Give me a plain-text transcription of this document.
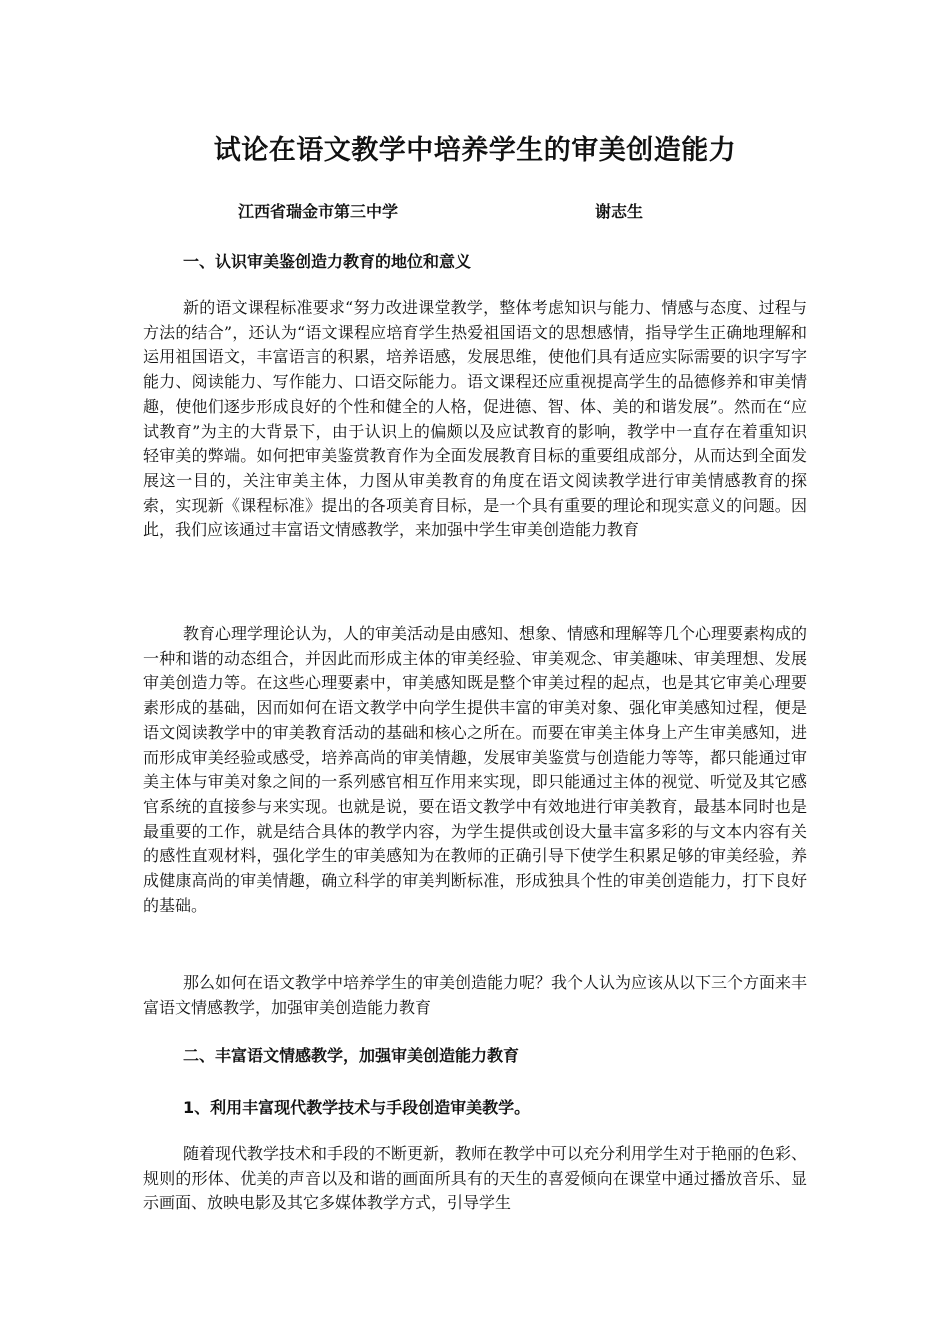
试论在语文教学中培养学生的审美创造能力
江西省瑞金市第三中学	谢志生
一、认识审美鉴创造力教育的地位和意义

新的语文课程标准要求“努力改进课堂教学，整体考虑知识与能力、情感与态度、过程与方法的结合”，还认为“语文课程应培育学生热爱祖国语文的思想感情，指导学生正确地理解和运用祖国语文，丰富语言的积累，培养语感，发展思维，使他们具有适应实际需要的识字写字能力、阅读能力、写作能力、口语交际能力。语文课程还应重视提高学生的品德修养和审美情趣，使他们逐步形成良好的个性和健全的人格，促进德、智、体、美的和谐发展”。然而在“应试教育”为主的大背景下，由于认识上的偏颇以及应试教育的影响，教学中一直存在着重知识轻审美的弊端。如何把审美鉴赏教育作为全面发展教育目标的重要组成部分，从而达到全面发展这一目的，关注审美主体，力图从审美教育的角度在语文阅读教学进行审美情感教育的探索，实现新《课程标准》提出的各项美育目标，是一个具有重要的理论和现实意义的问题。因此，我们应该通过丰富语文情感教学，来加强中学生审美创造能力教育

教育心理学理论认为，人的审美活动是由感知、想象、情感和理解等几个心理要素构成的一种和谐的动态组合，并因此而形成主体的审美经验、审美观念、审美趣味、审美理想、发展审美创造力等。在这些心理要素中，审美感知既是整个审美过程的起点，也是其它审美心理要素形成的基础，因而如何在语文教学中向学生提供丰富的审美对象、强化审美感知过程，便是语文阅读教学中的审美教育活动的基础和核心之所在。而要在审美主体身上产生审美感知，进而形成审美经验或感受，培养高尚的审美情趣，发展审美鉴赏与创造能力等等，都只能通过审美主体与审美对象之间的一系列感官相互作用来实现，即只能通过主体的视觉、听觉及其它感官系统的直接参与来实现。也就是说，要在语文教学中有效地进行审美教育，最基本同时也是最重要的工作，就是结合具体的教学内容，为学生提供或创设大量丰富多彩的与文本内容有关的感性直观材料，强化学生的审美感知为在教师的正确引导下使学生积累足够的审美经验，养成健康高尚的审美情趣，确立科学的审美判断标准，形成独具个性的审美创造能力，打下良好的基础。

那么如何在语文教学中培养学生的审美创造能力呢？我个人认为应该从以下三个方面来丰富语文情感教学，加强审美创造能力教育

二、丰富语文情感教学，加强审美创造能力教育
1、利用丰富现代教学技术与手段创造审美教学。

随着现代教学技术和手段的不断更新，教师在教学中可以充分利用学生对于艳丽的色彩、规则的形体、优美的声音以及和谐的画面所具有的天生的喜爱倾向在课堂中通过播放音乐、显示画面、放映电影及其它多媒体教学方式，引导学生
* * * * * * *
• _Request_: Give only the count of lines in which the string "加强审美创造能力教育" appears.

• _Task response_: 2